------ Stored data ------
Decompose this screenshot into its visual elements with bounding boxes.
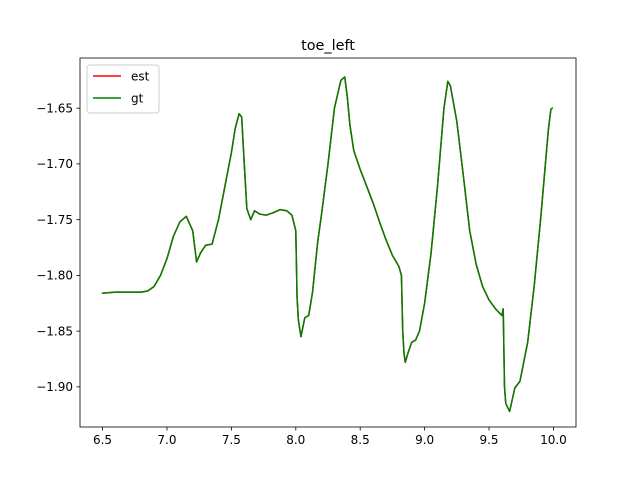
series-layer <box>101 76 554 413</box>
y-tick-label: −1.75 <box>36 213 73 227</box>
chart-title: toe_left <box>301 38 355 54</box>
y-axis: −1.90 −1.85 −1.80 −1.75 −1.70 −1.65 <box>36 101 80 394</box>
x-axis: 6.5 7.0 7.5 8.0 8.5 9.0 9.5 10.0 <box>93 427 567 447</box>
y-tick-label: −1.85 <box>36 324 73 338</box>
x-tick-label: 8.0 <box>286 433 305 447</box>
x-tick-label: 9.0 <box>415 433 434 447</box>
series-line-gt <box>101 76 554 413</box>
legend: est gt <box>86 64 160 114</box>
y-tick-label: −1.90 <box>36 380 73 394</box>
legend-label-gt: gt <box>131 91 144 105</box>
legend-box <box>86 64 160 114</box>
x-tick-label: 7.5 <box>222 433 241 447</box>
x-tick-label: 10.0 <box>540 433 567 447</box>
x-tick-label: 7.0 <box>157 433 176 447</box>
plot-area-frame <box>79 57 577 428</box>
y-tick-label: −1.80 <box>36 269 73 283</box>
x-tick-label: 8.5 <box>351 433 370 447</box>
y-tick-label: −1.70 <box>36 157 73 171</box>
legend-label-est: est <box>131 69 150 83</box>
x-tick-label: 9.5 <box>479 433 498 447</box>
y-tick-label: −1.65 <box>36 101 73 115</box>
x-tick-label: 6.5 <box>93 433 112 447</box>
------
▸ What needs to be done
Count how many lines above contain the string "series", treating uppercase and lowercase as different, and reply with only that number.

▸ Exercise output
2